(Data excerpts)
++++++++

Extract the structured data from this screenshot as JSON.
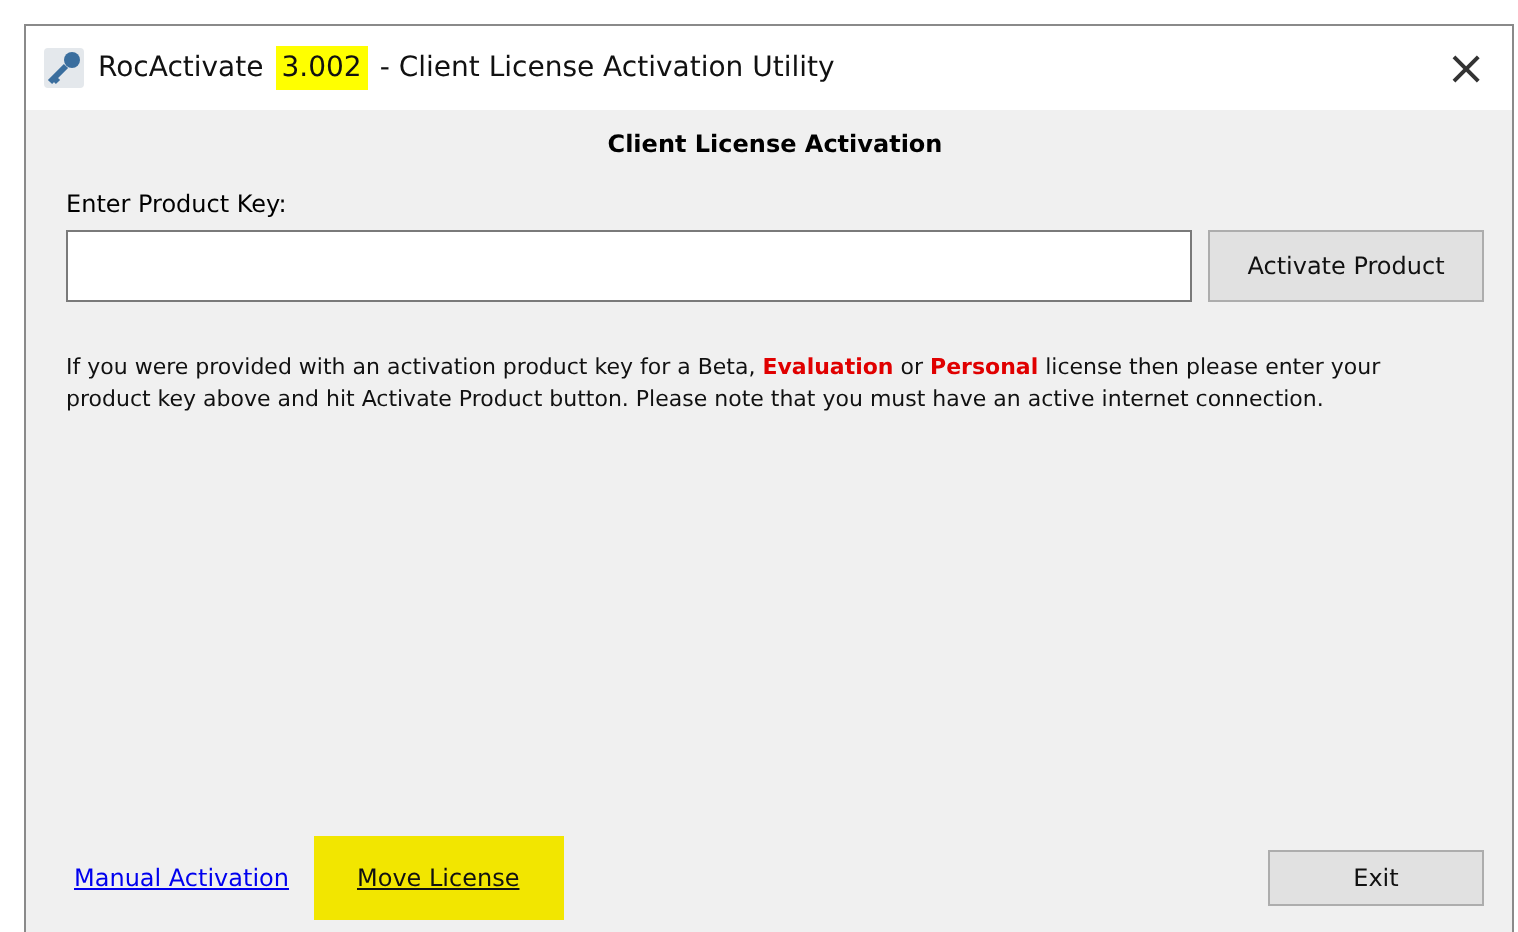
{
  "window": {
    "title_parts": [
      {
        "text": "RocActivate",
        "highlighted": false
      },
      {
        "text": "3.002",
        "highlighted": true
      },
      {
        "text": "- Client License Activation Utility",
        "highlighted": false
      }
    ],
    "close": "×"
  },
  "heading": "Client License Activation",
  "product_key": {
    "label": "Enter Product Key:"
  },
  "activate_button": "Activate Product",
  "notice": [
    {
      "text": "If you were provided with an activation product key for a Beta, ",
      "emphasis": false
    },
    {
      "text": "Evaluation",
      "emphasis": true
    },
    {
      "text": " or ",
      "emphasis": false
    },
    {
      "text": "Personal",
      "emphasis": true
    },
    {
      "text": " license then please enter your product key above and hit Activate Product button. Please note that you must have an active internet connection.",
      "emphasis": false
    }
  ],
  "links": [
    {
      "label": "Manual Activation",
      "highlighted": false
    },
    {
      "label": "Move License",
      "highlighted": true
    }
  ],
  "exit_button": "Exit"
}
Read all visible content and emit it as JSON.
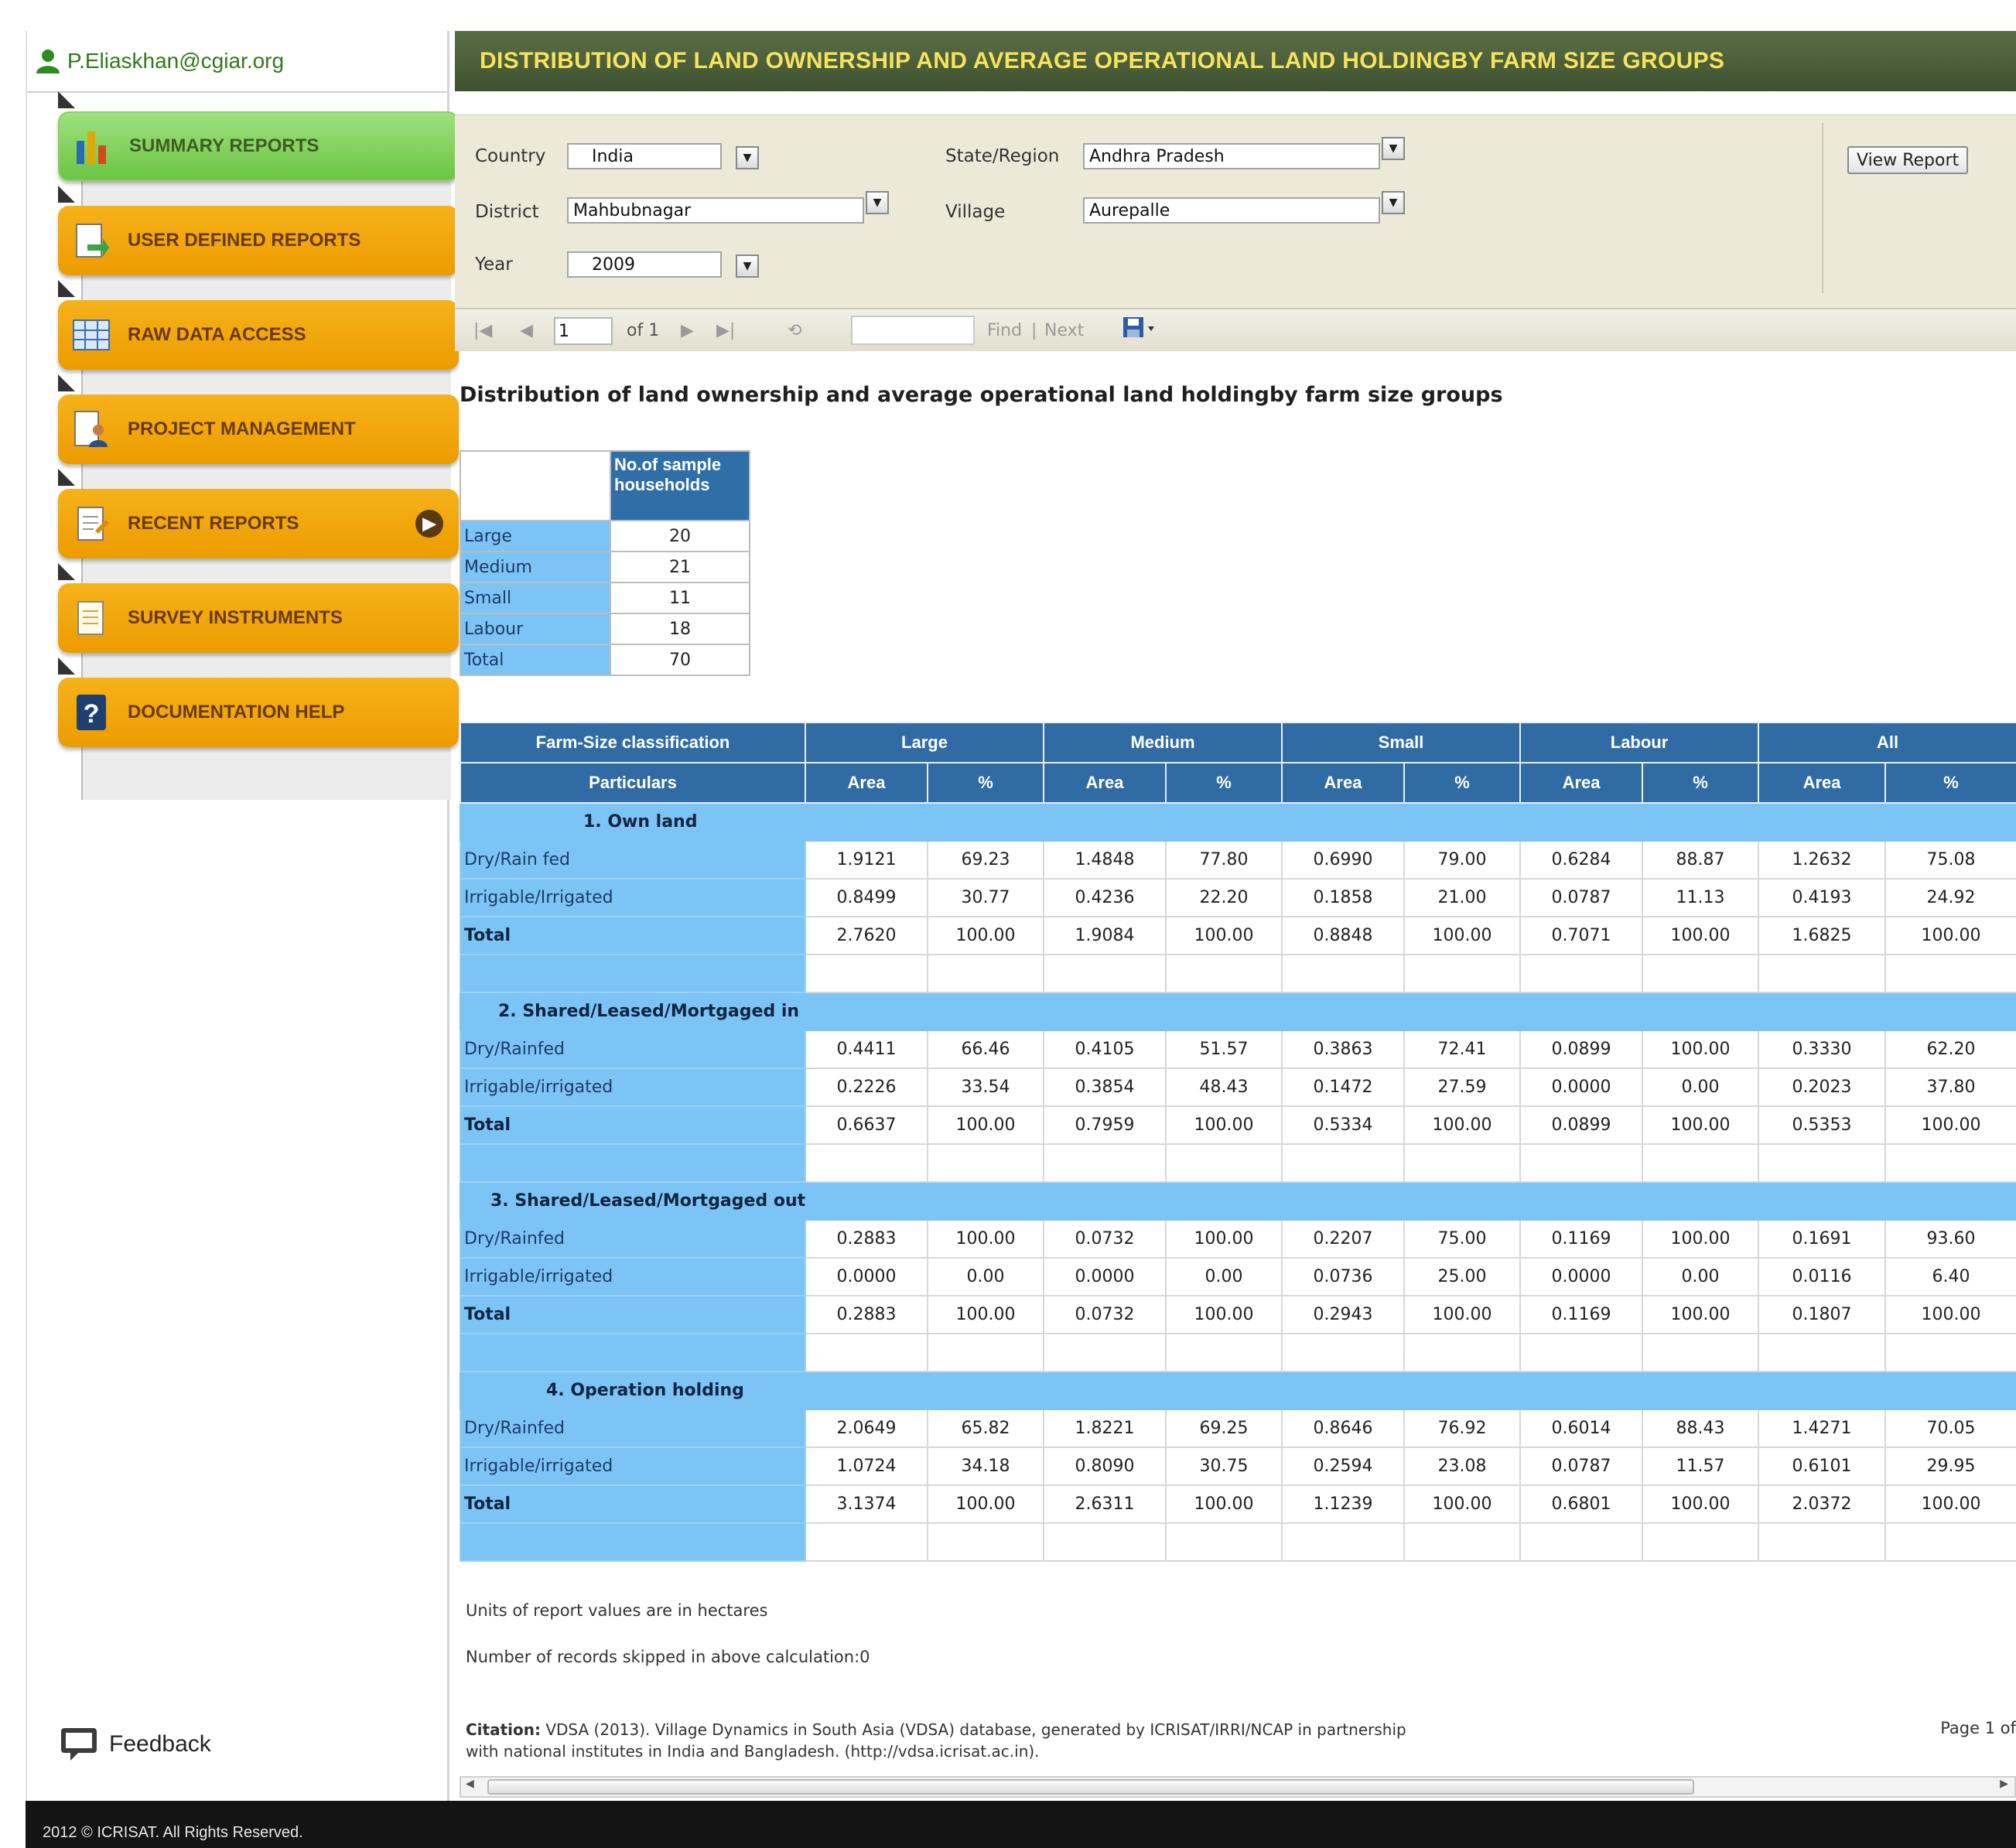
{
  "user": {
    "email": "P.Eliaskhan@cgiar.org"
  },
  "menu": {
    "items": [
      {
        "label": "SUMMARY REPORTS",
        "icon": "chart-icon",
        "active": true
      },
      {
        "label": "USER DEFINED REPORTS",
        "icon": "report-export-icon",
        "active": false
      },
      {
        "label": "RAW DATA ACCESS",
        "icon": "table-grid-icon",
        "active": false
      },
      {
        "label": "PROJECT MANAGEMENT",
        "icon": "person-document-icon",
        "active": false
      },
      {
        "label": "RECENT REPORTS",
        "icon": "recent-document-icon",
        "active": false
      },
      {
        "label": "SURVEY INSTRUMENTS",
        "icon": "survey-document-icon",
        "active": false
      },
      {
        "label": "DOCUMENTATION HELP",
        "icon": "help-question-icon",
        "active": false
      }
    ],
    "feedback_label": "Feedback"
  },
  "header": {
    "title": "DISTRIBUTION OF LAND OWNERSHIP AND AVERAGE OPERATIONAL LAND HOLDINGBY FARM SIZE GROUPS"
  },
  "params": {
    "country_label": "Country",
    "country_value": "India",
    "state_label": "State/Region",
    "state_value": "Andhra Pradesh",
    "district_label": "District",
    "district_value": "Mahbubnagar",
    "village_label": "Village",
    "village_value": "Aurepalle",
    "year_label": "Year",
    "year_value": "2009",
    "view_report_label": "View Report"
  },
  "toolbar": {
    "page_value": "1",
    "of_text": "of 1",
    "find_label": "Find",
    "separator": "|",
    "next_label": "Next"
  },
  "report": {
    "title": "Distribution of land ownership and average operational land holdingby farm size groups",
    "households": {
      "header": "No.of sample households",
      "rows": [
        {
          "label": "Large",
          "value": "20"
        },
        {
          "label": "Medium",
          "value": "21"
        },
        {
          "label": "Small",
          "value": "11"
        },
        {
          "label": "Labour",
          "value": "18"
        },
        {
          "label": "Total",
          "value": "70"
        }
      ]
    },
    "table": {
      "classification_header": "Farm-Size classification",
      "particulars_header": "Particulars",
      "groups": [
        "Large",
        "Medium",
        "Small",
        "Labour",
        "All"
      ],
      "sub_area": "Area",
      "sub_pct": "%",
      "sections": [
        {
          "title": "1. Own land",
          "rows": [
            {
              "label": "Dry/Rain fed",
              "values": [
                "1.9121",
                "69.23",
                "1.4848",
                "77.80",
                "0.6990",
                "79.00",
                "0.6284",
                "88.87",
                "1.2632",
                "75.08"
              ]
            },
            {
              "label": "Irrigable/Irrigated",
              "values": [
                "0.8499",
                "30.77",
                "0.4236",
                "22.20",
                "0.1858",
                "21.00",
                "0.0787",
                "11.13",
                "0.4193",
                "24.92"
              ]
            },
            {
              "label": "Total",
              "values": [
                "2.7620",
                "100.00",
                "1.9084",
                "100.00",
                "0.8848",
                "100.00",
                "0.7071",
                "100.00",
                "1.6825",
                "100.00"
              ]
            }
          ]
        },
        {
          "title": "2. Shared/Leased/Mortgaged in",
          "rows": [
            {
              "label": "Dry/Rainfed",
              "values": [
                "0.4411",
                "66.46",
                "0.4105",
                "51.57",
                "0.3863",
                "72.41",
                "0.0899",
                "100.00",
                "0.3330",
                "62.20"
              ]
            },
            {
              "label": "Irrigable/irrigated",
              "values": [
                "0.2226",
                "33.54",
                "0.3854",
                "48.43",
                "0.1472",
                "27.59",
                "0.0000",
                "0.00",
                "0.2023",
                "37.80"
              ]
            },
            {
              "label": "Total",
              "values": [
                "0.6637",
                "100.00",
                "0.7959",
                "100.00",
                "0.5334",
                "100.00",
                "0.0899",
                "100.00",
                "0.5353",
                "100.00"
              ]
            }
          ]
        },
        {
          "title": "3. Shared/Leased/Mortgaged out",
          "rows": [
            {
              "label": "Dry/Rainfed",
              "values": [
                "0.2883",
                "100.00",
                "0.0732",
                "100.00",
                "0.2207",
                "75.00",
                "0.1169",
                "100.00",
                "0.1691",
                "93.60"
              ]
            },
            {
              "label": "Irrigable/irrigated",
              "values": [
                "0.0000",
                "0.00",
                "0.0000",
                "0.00",
                "0.0736",
                "25.00",
                "0.0000",
                "0.00",
                "0.0116",
                "6.40"
              ]
            },
            {
              "label": "Total",
              "values": [
                "0.2883",
                "100.00",
                "0.0732",
                "100.00",
                "0.2943",
                "100.00",
                "0.1169",
                "100.00",
                "0.1807",
                "100.00"
              ]
            }
          ]
        },
        {
          "title": "4. Operation holding",
          "rows": [
            {
              "label": "Dry/Rainfed",
              "values": [
                "2.0649",
                "65.82",
                "1.8221",
                "69.25",
                "0.8646",
                "76.92",
                "0.6014",
                "88.43",
                "1.4271",
                "70.05"
              ]
            },
            {
              "label": "Irrigable/irrigated",
              "values": [
                "1.0724",
                "34.18",
                "0.8090",
                "30.75",
                "0.2594",
                "23.08",
                "0.0787",
                "11.57",
                "0.6101",
                "29.95"
              ]
            },
            {
              "label": "Total",
              "values": [
                "3.1374",
                "100.00",
                "2.6311",
                "100.00",
                "1.1239",
                "100.00",
                "0.6801",
                "100.00",
                "2.0372",
                "100.00"
              ]
            }
          ]
        }
      ]
    },
    "units_note": "Units of report values are in hectares",
    "skipped_note": "Number of records skipped in above calculation:0",
    "citation_label": "Citation:",
    "citation_text": "VDSA (2013). Village Dynamics in South Asia (VDSA) database, generated by ICRISAT/IRRI/NCAP in partnership with national institutes in India and Bangladesh. (http://vdsa.icrisat.ac.in).",
    "page_of": "Page 1 of"
  },
  "footer": {
    "text": "2012 © ICRISAT. All Rights Reserved."
  },
  "colors": {
    "title_bar": "#4a5d3a",
    "title_text": "#f6e25c",
    "menu_orange": "#f0a20a",
    "menu_active_green": "#7fd15a",
    "table_header_blue": "#306ca3",
    "label_blue": "#7cc4f5"
  }
}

++++++++

PROBLEM DESCRIPTION:
Pictures in the records should not appear in your copy, but everything else must be transcribed exactly.

THE SOLUTION:
Extract the structured data from this screenshot as JSON.
{
  "window": {
    "title_parts": [
      {
        "text": "RocActivate",
        "highlighted": false
      },
      {
        "text": "3.002",
        "highlighted": true
      },
      {
        "text": "- Client License Activation Utility",
        "highlighted": false
      }
    ],
    "close": "×"
  },
  "heading": "Client License Activation",
  "product_key": {
    "label": "Enter Product Key:"
  },
  "activate_button": "Activate Product",
  "notice": [
    {
      "text": "If you were provided with an activation product key for a Beta, ",
      "emphasis": false
    },
    {
      "text": "Evaluation",
      "emphasis": true
    },
    {
      "text": " or ",
      "emphasis": false
    },
    {
      "text": "Personal",
      "emphasis": true
    },
    {
      "text": " license then please enter your product key above and hit Activate Product button. Please note that you must have an active internet connection.",
      "emphasis": false
    }
  ],
  "links": [
    {
      "label": "Manual Activation",
      "highlighted": false
    },
    {
      "label": "Move License",
      "highlighted": true
    }
  ],
  "exit_button": "Exit"
}
Read all visible content and emit it as JSON.
{
  "user": {
    "email": "P.Eliaskhan@cgiar.org"
  },
  "menu": {
    "items": [
      {
        "label": "SUMMARY REPORTS",
        "icon": "chart-icon",
        "active": true
      },
      {
        "label": "USER DEFINED REPORTS",
        "icon": "report-export-icon",
        "active": false
      },
      {
        "label": "RAW DATA ACCESS",
        "icon": "table-grid-icon",
        "active": false
      },
      {
        "label": "PROJECT MANAGEMENT",
        "icon": "person-document-icon",
        "active": false
      },
      {
        "label": "RECENT REPORTS",
        "icon": "recent-document-icon",
        "active": false
      },
      {
        "label": "SURVEY INSTRUMENTS",
        "icon": "survey-document-icon",
        "active": false
      },
      {
        "label": "DOCUMENTATION HELP",
        "icon": "help-question-icon",
        "active": false
      }
    ],
    "feedback_label": "Feedback"
  },
  "header": {
    "title": "DISTRIBUTION OF LAND OWNERSHIP AND AVERAGE OPERATIONAL LAND HOLDINGBY FARM SIZE GROUPS"
  },
  "params": {
    "country_label": "Country",
    "country_value": "India",
    "state_label": "State/Region",
    "state_value": "Andhra Pradesh",
    "district_label": "District",
    "district_value": "Mahbubnagar",
    "village_label": "Village",
    "village_value": "Aurepalle",
    "year_label": "Year",
    "year_value": "2009",
    "view_report_label": "View Report"
  },
  "toolbar": {
    "page_value": "1",
    "of_text": "of 1",
    "find_label": "Find",
    "separator": "|",
    "next_label": "Next"
  },
  "report": {
    "title": "Distribution of land ownership and average operational land holdingby farm size groups",
    "households": {
      "header": "No.of sample households",
      "rows": [
        {
          "label": "Large",
          "value": "20"
        },
        {
          "label": "Medium",
          "value": "21"
        },
        {
          "label": "Small",
          "value": "11"
        },
        {
          "label": "Labour",
          "value": "18"
        },
        {
          "label": "Total",
          "value": "70"
        }
      ]
    },
    "table": {
      "classification_header": "Farm-Size classification",
      "particulars_header": "Particulars",
      "groups": [
        "Large",
        "Medium",
        "Small",
        "Labour",
        "All"
      ],
      "sub_area": "Area",
      "sub_pct": "%",
      "sections": [
        {
          "title": "1. Own land",
          "rows": [
            {
              "label": "Dry/Rain fed",
              "values": [
                "1.9121",
                "69.23",
                "1.4848",
                "77.80",
                "0.6990",
                "79.00",
                "0.6284",
                "88.87",
                "1.2632",
                "75.08"
              ]
            },
            {
              "label": "Irrigable/Irrigated",
              "values": [
                "0.8499",
                "30.77",
                "0.4236",
                "22.20",
                "0.1858",
                "21.00",
                "0.0787",
                "11.13",
                "0.4193",
                "24.92"
              ]
            },
            {
              "label": "Total",
              "values": [
                "2.7620",
                "100.00",
                "1.9084",
                "100.00",
                "0.8848",
                "100.00",
                "0.7071",
                "100.00",
                "1.6825",
                "100.00"
              ]
            }
          ]
        },
        {
          "title": "2. Shared/Leased/Mortgaged in",
          "rows": [
            {
              "label": "Dry/Rainfed",
              "values": [
                "0.4411",
                "66.46",
                "0.4105",
                "51.57",
                "0.3863",
                "72.41",
                "0.0899",
                "100.00",
                "0.3330",
                "62.20"
              ]
            },
            {
              "label": "Irrigable/irrigated",
              "values": [
                "0.2226",
                "33.54",
                "0.3854",
                "48.43",
                "0.1472",
                "27.59",
                "0.0000",
                "0.00",
                "0.2023",
                "37.80"
              ]
            },
            {
              "label": "Total",
              "values": [
                "0.6637",
                "100.00",
                "0.7959",
                "100.00",
                "0.5334",
                "100.00",
                "0.0899",
                "100.00",
                "0.5353",
                "100.00"
              ]
            }
          ]
        },
        {
          "title": "3. Shared/Leased/Mortgaged out",
          "rows": [
            {
              "label": "Dry/Rainfed",
              "values": [
                "0.2883",
                "100.00",
                "0.0732",
                "100.00",
                "0.2207",
                "75.00",
                "0.1169",
                "100.00",
                "0.1691",
                "93.60"
              ]
            },
            {
              "label": "Irrigable/irrigated",
              "values": [
                "0.0000",
                "0.00",
                "0.0000",
                "0.00",
                "0.0736",
                "25.00",
                "0.0000",
                "0.00",
                "0.0116",
                "6.40"
              ]
            },
            {
              "label": "Total",
              "values": [
                "0.2883",
                "100.00",
                "0.0732",
                "100.00",
                "0.2943",
                "100.00",
                "0.1169",
                "100.00",
                "0.1807",
                "100.00"
              ]
            }
          ]
        },
        {
          "title": "4. Operation holding",
          "rows": [
            {
              "label": "Dry/Rainfed",
              "values": [
                "2.0649",
                "65.82",
                "1.8221",
                "69.25",
                "0.8646",
                "76.92",
                "0.6014",
                "88.43",
                "1.4271",
                "70.05"
              ]
            },
            {
              "label": "Irrigable/irrigated",
              "values": [
                "1.0724",
                "34.18",
                "0.8090",
                "30.75",
                "0.2594",
                "23.08",
                "0.0787",
                "11.57",
                "0.6101",
                "29.95"
              ]
            },
            {
              "label": "Total",
              "values": [
                "3.1374",
                "100.00",
                "2.6311",
                "100.00",
                "1.1239",
                "100.00",
                "0.6801",
                "100.00",
                "2.0372",
                "100.00"
              ]
            }
          ]
        }
      ]
    },
    "units_note": "Units of report values are in hectares",
    "skipped_note": "Number of records skipped in above calculation:0",
    "citation_label": "Citation:",
    "citation_text": "VDSA (2013). Village Dynamics in South Asia (VDSA) database, generated by ICRISAT/IRRI/NCAP in partnership with national institutes in India and Bangladesh. (http://vdsa.icrisat.ac.in).",
    "page_of": "Page 1 of"
  },
  "footer": {
    "text": "2012 © ICRISAT. All Rights Reserved."
  },
  "colors": {
    "title_bar": "#4a5d3a",
    "title_text": "#f6e25c",
    "menu_orange": "#f0a20a",
    "menu_active_green": "#7fd15a",
    "table_header_blue": "#306ca3",
    "label_blue": "#7cc4f5"
  }
}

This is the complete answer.